* **STATED GOAL**
How many of the lines contain the string "Trinidad"? Give the number, with no other words.

* **GIVEN INFORMATION**
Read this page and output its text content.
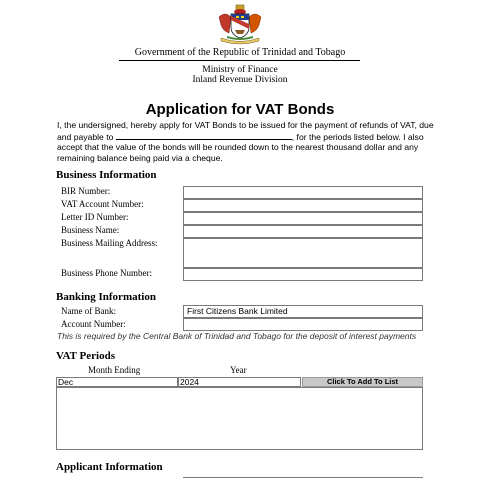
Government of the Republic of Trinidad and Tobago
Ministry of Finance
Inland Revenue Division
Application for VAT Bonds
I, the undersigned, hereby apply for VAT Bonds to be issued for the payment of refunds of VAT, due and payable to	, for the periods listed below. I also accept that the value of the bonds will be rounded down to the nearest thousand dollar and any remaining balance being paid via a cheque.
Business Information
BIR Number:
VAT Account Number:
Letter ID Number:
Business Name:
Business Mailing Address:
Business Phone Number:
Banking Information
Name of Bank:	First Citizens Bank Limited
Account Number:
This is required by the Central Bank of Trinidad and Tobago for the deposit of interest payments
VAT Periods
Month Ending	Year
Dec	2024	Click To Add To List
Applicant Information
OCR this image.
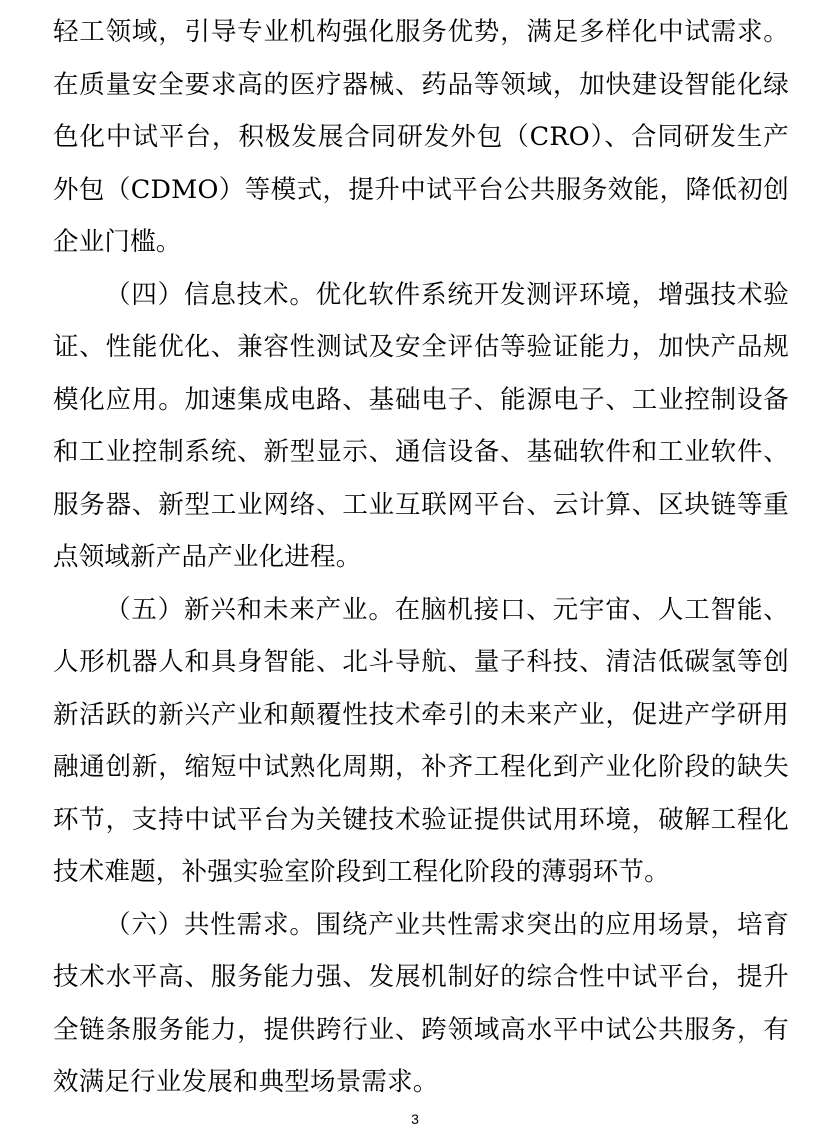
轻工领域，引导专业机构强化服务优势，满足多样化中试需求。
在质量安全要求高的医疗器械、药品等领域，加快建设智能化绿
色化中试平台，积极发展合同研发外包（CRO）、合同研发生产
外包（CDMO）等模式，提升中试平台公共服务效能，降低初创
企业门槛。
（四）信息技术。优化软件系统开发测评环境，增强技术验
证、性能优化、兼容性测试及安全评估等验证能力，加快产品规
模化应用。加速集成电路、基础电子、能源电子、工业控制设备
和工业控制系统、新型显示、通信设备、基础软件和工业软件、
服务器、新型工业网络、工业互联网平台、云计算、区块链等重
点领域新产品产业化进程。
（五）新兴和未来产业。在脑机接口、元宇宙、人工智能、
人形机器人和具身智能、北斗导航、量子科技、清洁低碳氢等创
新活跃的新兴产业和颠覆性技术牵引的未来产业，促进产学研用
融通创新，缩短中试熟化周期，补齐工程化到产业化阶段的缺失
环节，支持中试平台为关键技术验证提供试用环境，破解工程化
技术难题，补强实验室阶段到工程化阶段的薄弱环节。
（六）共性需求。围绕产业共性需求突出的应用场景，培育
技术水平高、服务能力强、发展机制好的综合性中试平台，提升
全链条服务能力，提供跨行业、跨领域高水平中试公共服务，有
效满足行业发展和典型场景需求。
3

* **RESULT OF THIS EXERCISE**
2